Records about charts and figures
* Start *
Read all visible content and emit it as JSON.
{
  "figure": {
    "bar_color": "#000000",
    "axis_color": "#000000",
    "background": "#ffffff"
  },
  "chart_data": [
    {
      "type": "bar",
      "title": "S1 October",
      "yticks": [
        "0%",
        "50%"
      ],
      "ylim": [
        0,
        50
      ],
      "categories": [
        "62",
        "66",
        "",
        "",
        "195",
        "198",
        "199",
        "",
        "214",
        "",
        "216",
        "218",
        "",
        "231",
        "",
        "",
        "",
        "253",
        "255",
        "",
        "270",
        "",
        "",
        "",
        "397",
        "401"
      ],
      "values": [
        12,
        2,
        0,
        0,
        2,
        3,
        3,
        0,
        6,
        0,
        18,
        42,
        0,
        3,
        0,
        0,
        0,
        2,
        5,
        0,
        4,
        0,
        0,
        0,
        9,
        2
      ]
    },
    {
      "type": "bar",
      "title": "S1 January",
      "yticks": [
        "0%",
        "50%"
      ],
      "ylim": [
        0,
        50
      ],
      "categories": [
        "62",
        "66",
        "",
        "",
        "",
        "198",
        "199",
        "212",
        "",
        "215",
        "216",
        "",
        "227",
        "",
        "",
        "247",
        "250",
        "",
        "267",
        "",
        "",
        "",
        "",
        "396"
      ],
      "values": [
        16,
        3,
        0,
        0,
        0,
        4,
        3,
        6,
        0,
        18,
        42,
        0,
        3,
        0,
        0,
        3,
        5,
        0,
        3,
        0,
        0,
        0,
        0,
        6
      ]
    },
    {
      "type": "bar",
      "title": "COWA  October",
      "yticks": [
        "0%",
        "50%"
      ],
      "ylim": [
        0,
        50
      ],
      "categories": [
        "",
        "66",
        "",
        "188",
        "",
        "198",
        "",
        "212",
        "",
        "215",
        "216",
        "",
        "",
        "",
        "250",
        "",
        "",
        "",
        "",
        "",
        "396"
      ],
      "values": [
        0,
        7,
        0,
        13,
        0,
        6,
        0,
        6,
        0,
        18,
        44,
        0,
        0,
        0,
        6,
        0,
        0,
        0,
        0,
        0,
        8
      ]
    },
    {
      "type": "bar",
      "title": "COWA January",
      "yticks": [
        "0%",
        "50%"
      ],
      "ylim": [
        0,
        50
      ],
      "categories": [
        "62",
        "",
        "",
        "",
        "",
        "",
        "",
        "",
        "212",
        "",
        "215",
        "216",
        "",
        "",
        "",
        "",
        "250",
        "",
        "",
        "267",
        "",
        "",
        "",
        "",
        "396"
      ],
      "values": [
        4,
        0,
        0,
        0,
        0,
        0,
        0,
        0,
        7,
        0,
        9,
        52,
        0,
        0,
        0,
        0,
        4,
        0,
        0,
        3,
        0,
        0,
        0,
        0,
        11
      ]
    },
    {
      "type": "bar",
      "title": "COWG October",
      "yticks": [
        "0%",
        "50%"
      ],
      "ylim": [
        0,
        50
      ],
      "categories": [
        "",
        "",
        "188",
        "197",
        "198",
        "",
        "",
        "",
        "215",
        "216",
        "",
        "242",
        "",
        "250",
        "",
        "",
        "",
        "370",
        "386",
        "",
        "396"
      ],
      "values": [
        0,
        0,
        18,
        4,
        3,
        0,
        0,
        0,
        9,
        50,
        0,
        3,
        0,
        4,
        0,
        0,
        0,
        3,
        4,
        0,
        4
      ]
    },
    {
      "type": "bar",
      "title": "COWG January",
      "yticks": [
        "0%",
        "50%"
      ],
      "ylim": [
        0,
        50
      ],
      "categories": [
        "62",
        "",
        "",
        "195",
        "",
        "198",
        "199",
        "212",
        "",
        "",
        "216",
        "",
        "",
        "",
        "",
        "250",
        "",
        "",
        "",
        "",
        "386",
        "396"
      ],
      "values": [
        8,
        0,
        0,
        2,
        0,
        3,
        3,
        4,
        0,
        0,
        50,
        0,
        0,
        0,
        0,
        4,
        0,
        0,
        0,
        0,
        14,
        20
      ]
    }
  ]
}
* End *
WHAT TO WORK ON: From the entries above, copy out every line where the string "January" appears.

FULL OUTPUT:
      "title": "S1 January",
      "title": "COWA January",
      "title": "COWG January",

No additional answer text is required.